Task requirements: A verbatim copy of the records is required, with all pictures left out.

Input for this task:
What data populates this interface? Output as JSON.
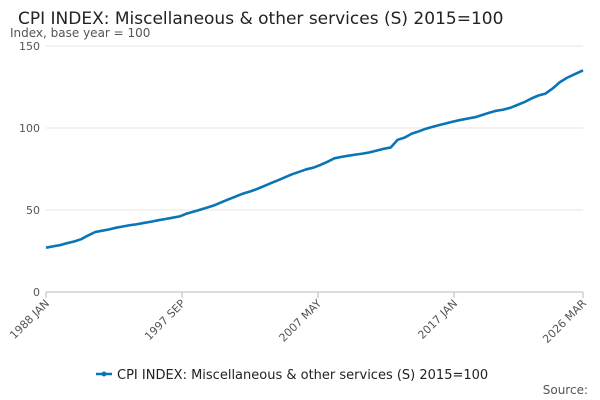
{
  "chart_data": {
    "type": "line",
    "title": "CPI INDEX: Miscellaneous & other services (S) 2015=100",
    "y_label": "Index, base year = 100",
    "source": "Source:",
    "x": [
      "1988-01",
      "1988-07",
      "1989-01",
      "1989-07",
      "1990-01",
      "1990-07",
      "1991-01",
      "1991-07",
      "1992-01",
      "1992-07",
      "1993-01",
      "1993-07",
      "1994-01",
      "1994-07",
      "1995-01",
      "1995-07",
      "1996-01",
      "1996-07",
      "1997-01",
      "1997-07",
      "1998-01",
      "1998-07",
      "1999-01",
      "1999-07",
      "2000-01",
      "2000-07",
      "2001-01",
      "2001-07",
      "2002-01",
      "2002-07",
      "2003-01",
      "2003-07",
      "2004-01",
      "2004-07",
      "2005-01",
      "2005-07",
      "2006-01",
      "2006-07",
      "2007-01",
      "2007-07",
      "2008-01",
      "2008-07",
      "2009-01",
      "2009-07",
      "2010-01",
      "2010-07",
      "2011-01",
      "2011-07",
      "2012-01",
      "2012-07",
      "2013-01",
      "2013-07",
      "2014-01",
      "2014-07",
      "2015-01",
      "2015-07",
      "2016-01",
      "2016-07",
      "2017-01",
      "2017-07",
      "2018-01",
      "2018-07",
      "2019-01",
      "2019-07",
      "2020-01",
      "2020-07",
      "2021-01",
      "2021-07",
      "2022-01",
      "2022-07",
      "2023-01",
      "2023-07",
      "2024-01",
      "2024-07",
      "2025-01",
      "2025-07",
      "2026-01",
      "2026-03"
    ],
    "series": [
      {
        "name": "CPI INDEX: Miscellaneous & other services (S) 2015=100",
        "color": "#0a75b5",
        "values": [
          27.0,
          27.8,
          28.6,
          29.8,
          30.8,
          32.2,
          34.5,
          36.6,
          37.4,
          38.2,
          39.2,
          40.0,
          40.8,
          41.4,
          42.2,
          42.9,
          43.8,
          44.5,
          45.3,
          46.1,
          47.8,
          49.0,
          50.3,
          51.6,
          53.0,
          54.8,
          56.6,
          58.3,
          60.0,
          61.3,
          62.8,
          64.6,
          66.4,
          68.2,
          70.0,
          71.8,
          73.3,
          74.8,
          75.8,
          77.5,
          79.4,
          81.5,
          82.4,
          83.1,
          83.8,
          84.4,
          85.1,
          86.2,
          87.3,
          88.1,
          92.8,
          94.2,
          96.6,
          98.0,
          99.6,
          100.8,
          101.9,
          103.0,
          104.0,
          105.0,
          105.8,
          106.6,
          107.9,
          109.3,
          110.5,
          111.2,
          112.3,
          114.0,
          115.8,
          118.0,
          119.8,
          121.0,
          124.0,
          127.8,
          130.5,
          132.5,
          134.5,
          135.2
        ]
      }
    ],
    "xlim": [
      "1988-01",
      "2026-03"
    ],
    "xticks": [
      {
        "value": "1988-01",
        "label": "1988 JAN"
      },
      {
        "value": "1997-09",
        "label": "1997 SEP"
      },
      {
        "value": "2007-05",
        "label": "2007 MAY"
      },
      {
        "value": "2017-01",
        "label": "2017 JAN"
      },
      {
        "value": "2026-03",
        "label": "2026 MAR"
      }
    ],
    "ylim": [
      0,
      150
    ],
    "yticks": [
      0,
      50,
      100,
      150
    ],
    "grid": true
  }
}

Solved problem:
What data populates this interface? Output as JSON.
{
  "chart_data": {
    "type": "line",
    "title": "CPI INDEX: Miscellaneous & other services (S) 2015=100",
    "y_label": "Index, base year = 100",
    "source": "Source:",
    "x": [
      "1988-01",
      "1988-07",
      "1989-01",
      "1989-07",
      "1990-01",
      "1990-07",
      "1991-01",
      "1991-07",
      "1992-01",
      "1992-07",
      "1993-01",
      "1993-07",
      "1994-01",
      "1994-07",
      "1995-01",
      "1995-07",
      "1996-01",
      "1996-07",
      "1997-01",
      "1997-07",
      "1998-01",
      "1998-07",
      "1999-01",
      "1999-07",
      "2000-01",
      "2000-07",
      "2001-01",
      "2001-07",
      "2002-01",
      "2002-07",
      "2003-01",
      "2003-07",
      "2004-01",
      "2004-07",
      "2005-01",
      "2005-07",
      "2006-01",
      "2006-07",
      "2007-01",
      "2007-07",
      "2008-01",
      "2008-07",
      "2009-01",
      "2009-07",
      "2010-01",
      "2010-07",
      "2011-01",
      "2011-07",
      "2012-01",
      "2012-07",
      "2013-01",
      "2013-07",
      "2014-01",
      "2014-07",
      "2015-01",
      "2015-07",
      "2016-01",
      "2016-07",
      "2017-01",
      "2017-07",
      "2018-01",
      "2018-07",
      "2019-01",
      "2019-07",
      "2020-01",
      "2020-07",
      "2021-01",
      "2021-07",
      "2022-01",
      "2022-07",
      "2023-01",
      "2023-07",
      "2024-01",
      "2024-07",
      "2025-01",
      "2025-07",
      "2026-01",
      "2026-03"
    ],
    "series": [
      {
        "name": "CPI INDEX: Miscellaneous & other services (S) 2015=100",
        "color": "#0a75b5",
        "values": [
          27.0,
          27.8,
          28.6,
          29.8,
          30.8,
          32.2,
          34.5,
          36.6,
          37.4,
          38.2,
          39.2,
          40.0,
          40.8,
          41.4,
          42.2,
          42.9,
          43.8,
          44.5,
          45.3,
          46.1,
          47.8,
          49.0,
          50.3,
          51.6,
          53.0,
          54.8,
          56.6,
          58.3,
          60.0,
          61.3,
          62.8,
          64.6,
          66.4,
          68.2,
          70.0,
          71.8,
          73.3,
          74.8,
          75.8,
          77.5,
          79.4,
          81.5,
          82.4,
          83.1,
          83.8,
          84.4,
          85.1,
          86.2,
          87.3,
          88.1,
          92.8,
          94.2,
          96.6,
          98.0,
          99.6,
          100.8,
          101.9,
          103.0,
          104.0,
          105.0,
          105.8,
          106.6,
          107.9,
          109.3,
          110.5,
          111.2,
          112.3,
          114.0,
          115.8,
          118.0,
          119.8,
          121.0,
          124.0,
          127.8,
          130.5,
          132.5,
          134.5,
          135.2
        ]
      }
    ],
    "xlim": [
      "1988-01",
      "2026-03"
    ],
    "xticks": [
      {
        "value": "1988-01",
        "label": "1988 JAN"
      },
      {
        "value": "1997-09",
        "label": "1997 SEP"
      },
      {
        "value": "2007-05",
        "label": "2007 MAY"
      },
      {
        "value": "2017-01",
        "label": "2017 JAN"
      },
      {
        "value": "2026-03",
        "label": "2026 MAR"
      }
    ],
    "ylim": [
      0,
      150
    ],
    "yticks": [
      0,
      50,
      100,
      150
    ],
    "grid": true
  }
}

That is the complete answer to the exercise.